Rückblick: "Verwaltungsgerichtsbarkeit Neu"

Innen- und Kommunalpolitik
Dienstag,
9
.4.
2013
 
Wien
Vereinigung Sozialdemokratischer Juristinnen und Juristen

Die Vereinigung Sozialdemokratischer Juristinnen und Juristen im BSA hat zu einer Informationsveranstaltung hinsichtlich des größten verwaltungsreformatorischen Projektes der Zweiten Republik eingeladen, die große Resonanz hervorrief: Ca. 120 BesucherInnen waren der Einladung gefolgt. Als Referenten fungierten SC Dr. Gerhard Hesse, Präsident Mag. Harald Perl, Mag. Karl Pauer, die zunächst Impulsreferate vortrugen, anschließend fand eine Diskussion mit den zahlreich anwesenden BesucherInnen der Veranstaltung statt.

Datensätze
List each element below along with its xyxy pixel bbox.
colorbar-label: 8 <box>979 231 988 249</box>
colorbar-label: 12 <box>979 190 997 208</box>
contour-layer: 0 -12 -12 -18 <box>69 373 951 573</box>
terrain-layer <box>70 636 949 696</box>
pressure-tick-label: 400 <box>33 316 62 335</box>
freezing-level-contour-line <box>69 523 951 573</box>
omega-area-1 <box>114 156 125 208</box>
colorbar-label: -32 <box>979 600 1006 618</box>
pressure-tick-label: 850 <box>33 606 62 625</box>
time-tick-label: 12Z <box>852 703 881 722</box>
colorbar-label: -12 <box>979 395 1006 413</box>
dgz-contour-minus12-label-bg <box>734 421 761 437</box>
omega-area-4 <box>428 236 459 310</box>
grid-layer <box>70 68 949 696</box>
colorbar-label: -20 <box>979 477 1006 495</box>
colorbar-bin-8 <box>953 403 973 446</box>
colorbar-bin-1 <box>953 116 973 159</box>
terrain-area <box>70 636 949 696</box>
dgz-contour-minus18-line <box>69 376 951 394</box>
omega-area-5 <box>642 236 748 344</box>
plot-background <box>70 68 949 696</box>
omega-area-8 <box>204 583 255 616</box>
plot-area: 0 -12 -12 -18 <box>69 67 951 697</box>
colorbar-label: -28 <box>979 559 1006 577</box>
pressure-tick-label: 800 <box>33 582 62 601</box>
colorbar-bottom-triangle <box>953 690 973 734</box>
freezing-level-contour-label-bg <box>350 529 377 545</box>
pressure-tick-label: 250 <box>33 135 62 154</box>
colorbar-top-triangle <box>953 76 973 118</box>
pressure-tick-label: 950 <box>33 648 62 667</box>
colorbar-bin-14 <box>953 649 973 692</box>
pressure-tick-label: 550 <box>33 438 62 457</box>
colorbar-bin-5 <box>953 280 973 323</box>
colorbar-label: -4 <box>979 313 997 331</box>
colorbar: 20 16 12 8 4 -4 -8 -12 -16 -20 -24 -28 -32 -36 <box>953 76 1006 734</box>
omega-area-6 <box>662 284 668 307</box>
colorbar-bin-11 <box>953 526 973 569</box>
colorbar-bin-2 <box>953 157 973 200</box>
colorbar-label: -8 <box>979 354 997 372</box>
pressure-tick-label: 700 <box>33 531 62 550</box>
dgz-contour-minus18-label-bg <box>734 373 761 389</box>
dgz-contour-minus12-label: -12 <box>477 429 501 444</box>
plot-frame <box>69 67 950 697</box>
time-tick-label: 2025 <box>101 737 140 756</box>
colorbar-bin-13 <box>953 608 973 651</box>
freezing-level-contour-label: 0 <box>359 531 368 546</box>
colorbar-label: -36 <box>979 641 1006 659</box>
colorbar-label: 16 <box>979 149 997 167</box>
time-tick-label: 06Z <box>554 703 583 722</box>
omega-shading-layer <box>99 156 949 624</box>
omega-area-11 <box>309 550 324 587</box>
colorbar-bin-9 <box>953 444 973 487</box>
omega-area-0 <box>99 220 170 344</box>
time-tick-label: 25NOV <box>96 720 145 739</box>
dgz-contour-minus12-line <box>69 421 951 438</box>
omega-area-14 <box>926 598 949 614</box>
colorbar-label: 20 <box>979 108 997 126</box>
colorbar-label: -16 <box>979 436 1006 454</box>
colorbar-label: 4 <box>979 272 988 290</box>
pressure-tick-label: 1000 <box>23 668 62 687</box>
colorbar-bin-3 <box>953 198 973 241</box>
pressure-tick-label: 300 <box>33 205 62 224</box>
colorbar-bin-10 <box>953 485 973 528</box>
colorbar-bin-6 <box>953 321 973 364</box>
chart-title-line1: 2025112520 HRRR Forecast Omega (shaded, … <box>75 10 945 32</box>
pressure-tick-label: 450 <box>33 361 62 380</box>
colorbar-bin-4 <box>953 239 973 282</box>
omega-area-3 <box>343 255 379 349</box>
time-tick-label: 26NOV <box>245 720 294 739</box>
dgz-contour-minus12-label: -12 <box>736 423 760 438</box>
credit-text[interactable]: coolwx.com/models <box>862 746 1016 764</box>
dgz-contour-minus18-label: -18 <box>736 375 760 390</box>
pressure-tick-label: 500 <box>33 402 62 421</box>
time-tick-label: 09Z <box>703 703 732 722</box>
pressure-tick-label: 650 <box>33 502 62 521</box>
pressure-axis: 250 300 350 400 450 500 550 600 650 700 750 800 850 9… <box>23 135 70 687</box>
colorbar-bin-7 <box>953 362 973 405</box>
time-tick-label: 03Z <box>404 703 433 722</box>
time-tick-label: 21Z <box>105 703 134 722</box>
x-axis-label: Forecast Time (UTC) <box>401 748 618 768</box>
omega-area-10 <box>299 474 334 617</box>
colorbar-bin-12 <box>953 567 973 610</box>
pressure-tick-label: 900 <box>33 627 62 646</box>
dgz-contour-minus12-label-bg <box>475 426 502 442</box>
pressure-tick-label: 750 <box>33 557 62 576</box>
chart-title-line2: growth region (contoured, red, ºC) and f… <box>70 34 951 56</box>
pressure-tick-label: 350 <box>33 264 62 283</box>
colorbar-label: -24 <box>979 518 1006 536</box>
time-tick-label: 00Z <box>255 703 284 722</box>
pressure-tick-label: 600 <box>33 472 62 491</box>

Anforderung A: Übersetze bitte den Satz „Ca. 120 BesucherInnen waren der Einladung gefolgt.“ aus dem Rückblick ins Englische.
Anforderung B: Wer trat laut dem Rückblick bei der Veranstaltung als Referenten auf?
Anforderung C: Gib aus dem Rückblick den Wortlaut wieder, beginnend mit „Die Vereinigung Sozialdemokratischer“ und weiter bis einschließlich „der Veranstaltung statt.“.

Antwort A: About 120 visitors had accepted the invitation.

Antwort B: SC Dr. Gerhard Hesse, Präsident Mag. Harald Perl und Mag. Karl Pauer.

Antwort C:
Die Vereinigung Sozialdemokratischer Juristinnen und Juristen im BSA hat zu einer Informationsveranstaltung hinsichtlich des größten verwaltungsreformatorischen Projektes der Zweiten Republik eingeladen, die große Resonanz hervorrief: Ca. 120 BesucherInnen waren der Einladung gefolgt. Als Referenten fungierten SC Dr. Gerhard Hesse, Präsident Mag. Harald Perl, Mag. Karl Pauer, die zunächst Impulsreferate vortrugen, anschließend fand eine Diskussion mit den zahlreich anwesenden BesucherInnen der Veranstaltung statt.